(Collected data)
::::::::
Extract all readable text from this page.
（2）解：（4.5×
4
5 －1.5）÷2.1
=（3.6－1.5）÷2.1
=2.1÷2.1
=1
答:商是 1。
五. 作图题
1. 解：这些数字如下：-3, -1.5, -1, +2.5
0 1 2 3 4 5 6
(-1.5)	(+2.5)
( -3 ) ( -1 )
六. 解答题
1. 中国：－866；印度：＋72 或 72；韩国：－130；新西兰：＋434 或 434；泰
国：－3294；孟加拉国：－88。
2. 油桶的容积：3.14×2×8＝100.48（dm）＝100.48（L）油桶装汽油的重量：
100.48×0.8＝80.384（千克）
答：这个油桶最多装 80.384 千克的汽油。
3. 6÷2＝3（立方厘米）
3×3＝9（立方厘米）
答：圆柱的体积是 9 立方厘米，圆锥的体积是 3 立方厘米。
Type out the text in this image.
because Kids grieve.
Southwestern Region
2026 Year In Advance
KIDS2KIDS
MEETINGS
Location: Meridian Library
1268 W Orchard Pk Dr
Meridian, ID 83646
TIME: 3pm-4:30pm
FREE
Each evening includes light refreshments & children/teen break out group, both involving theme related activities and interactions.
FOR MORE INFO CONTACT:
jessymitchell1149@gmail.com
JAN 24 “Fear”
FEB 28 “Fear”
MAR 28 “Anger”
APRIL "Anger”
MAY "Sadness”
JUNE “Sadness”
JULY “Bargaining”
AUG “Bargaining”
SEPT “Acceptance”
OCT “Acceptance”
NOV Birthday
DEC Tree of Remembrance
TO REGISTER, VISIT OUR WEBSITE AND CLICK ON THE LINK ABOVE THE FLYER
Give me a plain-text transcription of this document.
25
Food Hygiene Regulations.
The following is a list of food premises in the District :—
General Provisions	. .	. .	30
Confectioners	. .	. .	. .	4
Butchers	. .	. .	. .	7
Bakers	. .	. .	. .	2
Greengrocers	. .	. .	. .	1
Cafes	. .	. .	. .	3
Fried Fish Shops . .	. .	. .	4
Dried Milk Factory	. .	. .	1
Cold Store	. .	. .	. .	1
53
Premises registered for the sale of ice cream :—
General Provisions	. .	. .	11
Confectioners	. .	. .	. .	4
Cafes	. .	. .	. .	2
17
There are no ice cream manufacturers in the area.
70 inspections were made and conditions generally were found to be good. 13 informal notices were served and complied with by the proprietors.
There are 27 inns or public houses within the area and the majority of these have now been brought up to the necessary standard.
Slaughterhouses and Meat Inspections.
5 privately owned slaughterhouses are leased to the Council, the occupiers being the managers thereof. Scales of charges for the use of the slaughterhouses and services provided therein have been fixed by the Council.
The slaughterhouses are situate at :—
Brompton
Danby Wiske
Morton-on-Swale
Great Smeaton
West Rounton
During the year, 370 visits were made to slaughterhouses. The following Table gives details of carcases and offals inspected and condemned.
::::::::
• _SHORT EXERCISE_
Output the full listing without altering anything.

• _REPLY_
Extract all readable text from this page.
（2）解：（4.5×
4
5 －1.5）÷2.1
=（3.6－1.5）÷2.1
=2.1÷2.1
=1
答:商是 1。
五. 作图题
1. 解：这些数字如下：-3, -1.5, -1, +2.5
0 1 2 3 4 5 6
(-1.5)	(+2.5)
( -3 ) ( -1 )
六. 解答题
1. 中国：－866；印度：＋72 或 72；韩国：－130；新西兰：＋434 或 434；泰
国：－3294；孟加拉国：－88。
2. 油桶的容积：3.14×2×8＝100.48（dm）＝100.48（L）油桶装汽油的重量：
100.48×0.8＝80.384（千克）
答：这个油桶最多装 80.384 千克的汽油。
3. 6÷2＝3（立方厘米）
3×3＝9（立方厘米）
答：圆柱的体积是 9 立方厘米，圆锥的体积是 3 立方厘米。
Type out the text in this image.
because Kids grieve.
Southwestern Region
2026 Year In Advance
KIDS2KIDS
MEETINGS
Location: Meridian Library
1268 W Orchard Pk Dr
Meridian, ID 83646
TIME: 3pm-4:30pm
FREE
Each evening includes light refreshments & children/teen break out group, both involving theme related activities and interactions.
FOR MORE INFO CONTACT:
jessymitchell1149@gmail.com
JAN 24 “Fear”
FEB 28 “Fear”
MAR 28 “Anger”
APRIL "Anger”
MAY "Sadness”
JUNE “Sadness”
JULY “Bargaining”
AUG “Bargaining”
SEPT “Acceptance”
OCT “Acceptance”
NOV Birthday
DEC Tree of Remembrance
TO REGISTER, VISIT OUR WEBSITE AND CLICK ON THE LINK ABOVE THE FLYER
Give me a plain-text transcription of this document.
25
Food Hygiene Regulations.
The following is a list of food premises in the District :—
General Provisions	. .	. .	30
Confectioners	. .	. .	. .	4
Butchers	. .	. .	. .	7
Bakers	. .	. .	. .	2
Greengrocers	. .	. .	. .	1
Cafes	. .	. .	. .	3
Fried Fish Shops . .	. .	. .	4
Dried Milk Factory	. .	. .	1
Cold Store	. .	. .	. .	1
53
Premises registered for the sale of ice cream :—
General Provisions	. .	. .	11
Confectioners	. .	. .	. .	4
Cafes	. .	. .	. .	2
17
There are no ice cream manufacturers in the area.
70 inspections were made and conditions generally were found to be good. 13 informal notices were served and complied with by the proprietors.
There are 27 inns or public houses within the area and the majority of these have now been brought up to the necessary standard.
Slaughterhouses and Meat Inspections.
5 privately owned slaughterhouses are leased to the Council, the occupiers being the managers thereof. Scales of charges for the use of the slaughterhouses and services provided therein have been fixed by the Council.
The slaughterhouses are situate at :—
Brompton
Danby Wiske
Morton-on-Swale
Great Smeaton
West Rounton
During the year, 370 visits were made to slaughterhouses. The following Table gives details of carcases and offals inspected and condemned.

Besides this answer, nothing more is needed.